──────── DATASET EXCERPTS

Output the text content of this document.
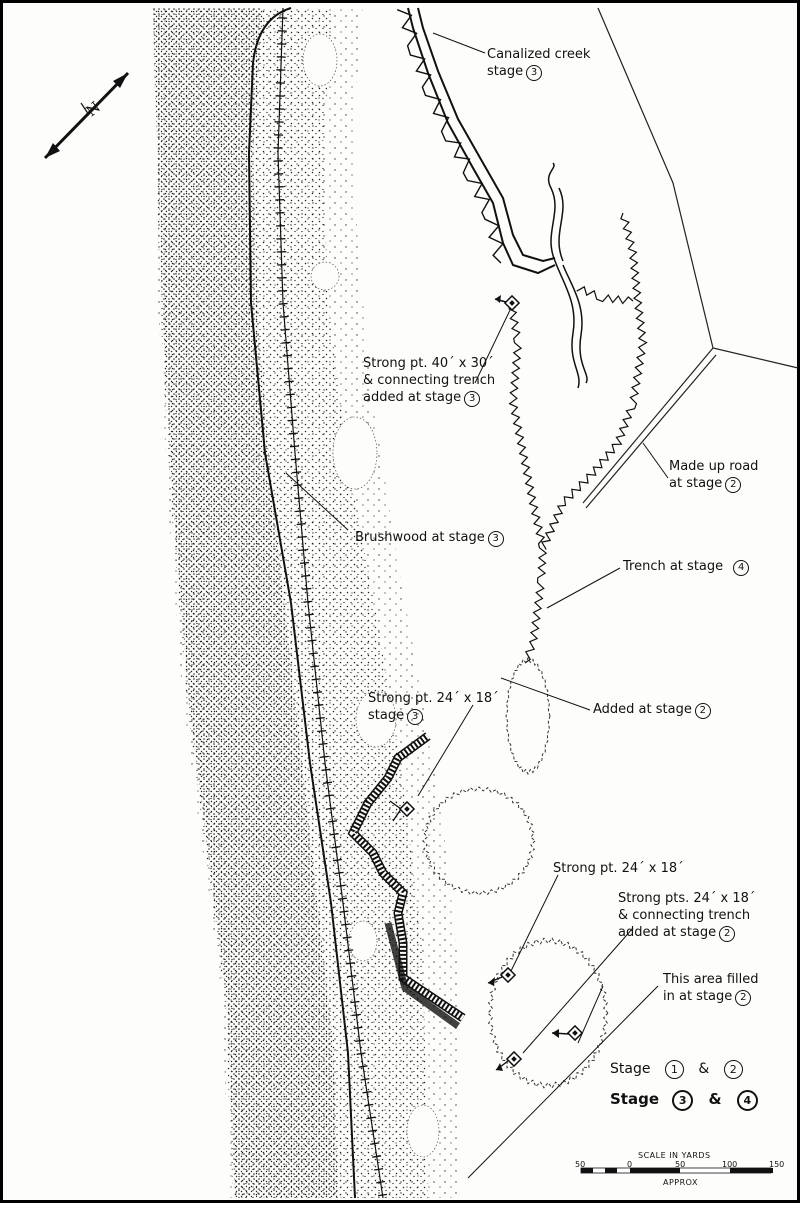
N
Canalized creek
stage 3
Strong pt. 40´ x 30´
& connecting trench
added at stage 3
Made up road
at stage 2
Brushwood at stage 3
Trench at stage 4
Added at stage 2
Strong pt. 24´ x 18´
stage 3
Strong pt. 24´ x 18´
Strong pts. 24´ x 18´
& connecting trench
added at stage 2
This area filled
in at stage 2
Stage 1 & 2
Stage 3 & 4
SCALE IN YARDS
50	0	50	100	150
APPROX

────────────────

**WHAT IS NEEDED:** Reproduce the listing word for word and omit its pictures.

**OUTPUT FOR THIS EXERCISE:**
Output the text content of this document.
N
Canalized creek
stage 3
Strong pt. 40´ x 30´
& connecting trench
added at stage 3
Made up road
at stage 2
Brushwood at stage 3
Trench at stage 4
Added at stage 2
Strong pt. 24´ x 18´
stage 3
Strong pt. 24´ x 18´
Strong pts. 24´ x 18´
& connecting trench
added at stage 2
This area filled
in at stage 2
Stage 1 & 2
Stage 3 & 4
SCALE IN YARDS
50	0	50	100	150
APPROX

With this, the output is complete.